This second approach would seem to have a certain disciplined logic on its side, but it violates the basic logic that governs both politics and restaurant meals - distribute the pleasure before asking people to share in the pain of paying for it.
So once again we are asked to select the least uncomfortable of several flawed strategies. Whatever the frustrations of the moment, our political system works slowly and imperfectly. But it is working.

To me, one of the many problems with the debate is mixing together the moral arguments with the fiscal ones.
It's pretty clear that we have to do something to control costs because the current rate of increase is unsustainable. So that's a given. The standard Republican solution boils down to rationing by socio-economic class, which is unacceptable to me. (As a practicing pediatric intensive care doc, I don't want to be part of any more family bankruptcies as a result of what I do.) The standard Democratic solution is a mixture of ignoring the huge cost issues and hand-waving about all the wonderful savings we'll find somewhere to pay for it, which to me is a little disingenuous and just another way of ignoring it. Reform is going to cost -- it's just a question of whose ox is going to be gored.
The moral question of getting all citizens care is a different thing, although it's related to cost in that if we increase coverage without controlling costs we'd bankrupt the system even sooner. I've heard some say we should go that way as a means of forcing cost control. Still, to me universal coverage is the moral thing to do. As I say anytime I get the chance, the notion of healthcare as a privilege, not a right, made sense years ago when we had little in the way of treatments that worked. Now that we do, that older paradigm is both wrong and immoral.

**DATA EXTRACT**
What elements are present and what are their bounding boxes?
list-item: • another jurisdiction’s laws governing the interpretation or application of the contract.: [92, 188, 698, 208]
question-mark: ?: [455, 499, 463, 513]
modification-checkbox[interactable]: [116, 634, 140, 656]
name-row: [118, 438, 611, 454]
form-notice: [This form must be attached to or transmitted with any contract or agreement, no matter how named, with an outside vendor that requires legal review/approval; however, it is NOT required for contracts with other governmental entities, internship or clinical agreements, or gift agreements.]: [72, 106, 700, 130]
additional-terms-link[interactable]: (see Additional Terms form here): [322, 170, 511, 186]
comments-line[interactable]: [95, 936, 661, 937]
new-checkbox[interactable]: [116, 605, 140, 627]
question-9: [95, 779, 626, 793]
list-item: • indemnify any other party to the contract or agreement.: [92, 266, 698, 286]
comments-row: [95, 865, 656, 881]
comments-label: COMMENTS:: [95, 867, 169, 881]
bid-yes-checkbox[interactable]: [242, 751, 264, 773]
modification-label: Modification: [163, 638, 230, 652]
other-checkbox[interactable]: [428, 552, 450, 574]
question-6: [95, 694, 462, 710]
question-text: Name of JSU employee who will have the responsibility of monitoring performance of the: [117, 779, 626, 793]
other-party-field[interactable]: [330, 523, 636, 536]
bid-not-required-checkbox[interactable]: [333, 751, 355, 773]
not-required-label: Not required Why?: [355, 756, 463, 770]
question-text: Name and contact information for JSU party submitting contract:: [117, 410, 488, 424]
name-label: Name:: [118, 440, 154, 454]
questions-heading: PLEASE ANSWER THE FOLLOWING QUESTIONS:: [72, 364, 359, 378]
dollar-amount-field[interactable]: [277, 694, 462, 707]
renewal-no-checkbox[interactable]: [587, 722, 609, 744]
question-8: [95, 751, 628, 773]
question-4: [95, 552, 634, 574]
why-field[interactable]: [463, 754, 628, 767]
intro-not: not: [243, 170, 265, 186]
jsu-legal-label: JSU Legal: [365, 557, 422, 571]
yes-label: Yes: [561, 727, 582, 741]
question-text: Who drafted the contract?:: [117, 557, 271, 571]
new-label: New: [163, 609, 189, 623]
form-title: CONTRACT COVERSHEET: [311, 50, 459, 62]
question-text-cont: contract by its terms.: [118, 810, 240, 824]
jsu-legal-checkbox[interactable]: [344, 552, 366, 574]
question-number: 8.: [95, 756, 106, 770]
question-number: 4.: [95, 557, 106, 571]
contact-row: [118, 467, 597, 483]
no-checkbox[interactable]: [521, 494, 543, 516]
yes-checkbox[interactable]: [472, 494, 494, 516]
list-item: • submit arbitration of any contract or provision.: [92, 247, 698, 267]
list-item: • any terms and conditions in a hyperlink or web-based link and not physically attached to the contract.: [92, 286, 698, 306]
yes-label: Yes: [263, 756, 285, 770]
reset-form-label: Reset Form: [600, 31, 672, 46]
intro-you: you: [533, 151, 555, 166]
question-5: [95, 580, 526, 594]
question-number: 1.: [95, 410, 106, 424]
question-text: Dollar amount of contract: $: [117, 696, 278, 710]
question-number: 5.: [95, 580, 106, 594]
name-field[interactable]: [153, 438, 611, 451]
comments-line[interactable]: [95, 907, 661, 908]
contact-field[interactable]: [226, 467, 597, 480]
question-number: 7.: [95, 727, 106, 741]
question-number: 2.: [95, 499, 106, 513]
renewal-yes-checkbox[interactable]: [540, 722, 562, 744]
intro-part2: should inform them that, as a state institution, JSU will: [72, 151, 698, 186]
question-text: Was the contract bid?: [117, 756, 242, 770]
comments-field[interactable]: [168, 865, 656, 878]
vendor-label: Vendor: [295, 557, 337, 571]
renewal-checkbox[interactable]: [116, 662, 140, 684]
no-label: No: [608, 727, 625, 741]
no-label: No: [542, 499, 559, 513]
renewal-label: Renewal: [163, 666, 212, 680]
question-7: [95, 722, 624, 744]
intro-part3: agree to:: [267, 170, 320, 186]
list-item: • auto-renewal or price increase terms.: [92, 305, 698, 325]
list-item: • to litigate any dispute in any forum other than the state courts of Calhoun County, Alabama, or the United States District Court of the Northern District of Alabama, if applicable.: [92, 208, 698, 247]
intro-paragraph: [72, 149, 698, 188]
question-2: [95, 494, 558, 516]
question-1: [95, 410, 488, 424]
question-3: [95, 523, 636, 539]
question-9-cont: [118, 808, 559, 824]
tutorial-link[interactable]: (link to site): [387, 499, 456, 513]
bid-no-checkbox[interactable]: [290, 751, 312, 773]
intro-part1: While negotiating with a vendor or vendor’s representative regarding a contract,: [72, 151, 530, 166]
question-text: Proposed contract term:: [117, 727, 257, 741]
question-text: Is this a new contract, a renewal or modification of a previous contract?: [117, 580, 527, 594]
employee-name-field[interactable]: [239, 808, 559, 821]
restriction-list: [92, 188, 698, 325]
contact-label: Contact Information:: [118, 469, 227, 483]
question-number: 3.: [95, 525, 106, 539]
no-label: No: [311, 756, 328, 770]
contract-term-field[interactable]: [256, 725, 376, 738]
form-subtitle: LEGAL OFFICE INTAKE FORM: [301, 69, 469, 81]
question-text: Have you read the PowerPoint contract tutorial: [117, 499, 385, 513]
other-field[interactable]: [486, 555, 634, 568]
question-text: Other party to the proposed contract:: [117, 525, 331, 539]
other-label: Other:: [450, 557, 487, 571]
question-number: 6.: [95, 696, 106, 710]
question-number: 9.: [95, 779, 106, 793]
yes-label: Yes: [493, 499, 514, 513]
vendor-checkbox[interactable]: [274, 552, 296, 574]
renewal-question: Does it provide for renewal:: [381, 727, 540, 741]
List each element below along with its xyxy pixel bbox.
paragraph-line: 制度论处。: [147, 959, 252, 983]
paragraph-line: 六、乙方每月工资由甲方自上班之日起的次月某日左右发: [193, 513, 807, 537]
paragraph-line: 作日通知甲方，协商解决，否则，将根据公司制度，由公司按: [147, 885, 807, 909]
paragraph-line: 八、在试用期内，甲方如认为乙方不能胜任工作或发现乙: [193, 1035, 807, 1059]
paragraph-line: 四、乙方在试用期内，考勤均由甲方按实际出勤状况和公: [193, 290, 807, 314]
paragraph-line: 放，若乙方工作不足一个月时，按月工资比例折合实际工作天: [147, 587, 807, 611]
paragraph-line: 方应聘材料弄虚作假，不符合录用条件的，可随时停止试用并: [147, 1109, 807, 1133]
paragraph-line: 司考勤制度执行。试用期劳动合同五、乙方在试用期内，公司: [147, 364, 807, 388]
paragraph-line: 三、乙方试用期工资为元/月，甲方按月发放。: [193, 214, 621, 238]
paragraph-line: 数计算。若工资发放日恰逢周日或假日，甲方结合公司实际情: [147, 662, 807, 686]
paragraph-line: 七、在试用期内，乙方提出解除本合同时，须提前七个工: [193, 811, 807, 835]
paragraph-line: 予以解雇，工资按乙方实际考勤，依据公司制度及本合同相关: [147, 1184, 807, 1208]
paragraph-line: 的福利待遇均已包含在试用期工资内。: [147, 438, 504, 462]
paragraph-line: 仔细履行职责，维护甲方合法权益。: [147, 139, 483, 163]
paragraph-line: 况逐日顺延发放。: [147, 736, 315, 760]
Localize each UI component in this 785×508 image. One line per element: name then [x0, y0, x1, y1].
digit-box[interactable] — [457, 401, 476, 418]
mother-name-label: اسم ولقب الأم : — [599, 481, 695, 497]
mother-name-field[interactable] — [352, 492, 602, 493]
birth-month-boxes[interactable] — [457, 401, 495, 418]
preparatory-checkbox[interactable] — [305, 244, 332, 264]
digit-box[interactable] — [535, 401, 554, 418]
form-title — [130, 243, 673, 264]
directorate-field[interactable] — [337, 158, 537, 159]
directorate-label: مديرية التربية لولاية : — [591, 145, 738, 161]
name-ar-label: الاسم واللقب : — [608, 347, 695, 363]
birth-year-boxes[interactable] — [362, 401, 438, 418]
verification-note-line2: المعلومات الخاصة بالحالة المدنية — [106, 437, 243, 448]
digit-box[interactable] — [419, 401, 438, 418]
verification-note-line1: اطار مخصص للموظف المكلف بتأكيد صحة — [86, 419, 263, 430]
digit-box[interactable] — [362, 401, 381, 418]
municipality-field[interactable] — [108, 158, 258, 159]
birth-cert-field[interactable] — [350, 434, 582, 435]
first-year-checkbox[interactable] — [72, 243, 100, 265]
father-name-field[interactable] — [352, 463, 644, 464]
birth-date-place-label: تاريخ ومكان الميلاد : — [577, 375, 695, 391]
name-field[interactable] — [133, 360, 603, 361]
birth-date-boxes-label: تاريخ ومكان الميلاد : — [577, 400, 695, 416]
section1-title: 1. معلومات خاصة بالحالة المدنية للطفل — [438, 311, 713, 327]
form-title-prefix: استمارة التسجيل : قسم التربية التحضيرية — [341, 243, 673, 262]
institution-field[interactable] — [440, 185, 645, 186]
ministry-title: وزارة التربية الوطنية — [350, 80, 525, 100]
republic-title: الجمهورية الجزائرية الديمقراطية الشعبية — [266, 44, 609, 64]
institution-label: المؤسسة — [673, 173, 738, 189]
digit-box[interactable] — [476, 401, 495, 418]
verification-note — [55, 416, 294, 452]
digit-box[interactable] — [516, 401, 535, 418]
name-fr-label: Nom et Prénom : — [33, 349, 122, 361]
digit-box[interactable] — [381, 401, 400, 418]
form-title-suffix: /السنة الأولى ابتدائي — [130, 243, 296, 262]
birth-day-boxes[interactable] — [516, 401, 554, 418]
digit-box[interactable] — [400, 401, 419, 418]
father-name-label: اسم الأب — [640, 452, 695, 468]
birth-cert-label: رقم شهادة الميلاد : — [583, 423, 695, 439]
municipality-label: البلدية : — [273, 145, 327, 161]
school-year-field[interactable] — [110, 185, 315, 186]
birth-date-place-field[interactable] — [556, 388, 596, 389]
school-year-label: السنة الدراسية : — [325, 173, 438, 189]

**ASSIGNMENT 1**
List every adjective in the healthcare reform passage that is built with a negative prefix such as un-, dis-, or im-.
**ASSIGNMENT 2**
Write a continuation of the healthcare reform passage, picking up after its final sentence.

**TASK RESPONSE 1**
uncomfortable, unsustainable, unacceptable, disingenuous, immoral

**TASK RESPONSE 2**
It's astonishing how many senators are unlikely to ratify any single-payer plan, making you wonder if they would willingly cut up their Medicare cards. We could help finance a single-payer system by enacting tort reform & then requiring physicians to contribute the forty percent they would otherwise save on their liability premiums. Just cap the noneconomic damages (pain, suffering, punitives) at $250,000, & the insurance companies would follow suit with lowered premiums, as has been done in Texas & elsewhere. Such caps would not preclude structured settlements for the disabled.
Chris and Howard are both thoughtful doctors who make good points and
obliquely raise an issue for me I may come back to.
it seems to me that we are very bad at defining what is medically
necessary, which is a prerequisite to being able to guarantee care as
a right as Chris (and I) would like to do.
in scores of other areas -- housing, food (food stamps), public
education, transportation, we make such a finding. in our big cities
we generally provide subsidized mass transit while allowing people the
option to spend more and drive big cars. in communities of all sizes,
we have public libraries, but people can still buy first additions or
paperback copies they can annotate as they wish. we promise public
schools that aim to deliver an adequate education, while leaving
richer parents the option of turning to private schools that provide
more extensive -- and often better -- education.
but when it comes to medical care, we don't know where the lines are
beyond saying that people who arrive at emergency rooms in trouble
deserve to be treated. Oregon tried to draw such a line for its
medicaid program and got really beaten up.
it seems to me (wonder whether others concur) if we could define a
modest standard that would keep costs down. for some that might seem
immoral, but it seems no more so than allowing folks to live in
substandard housing (which can create health problems as well).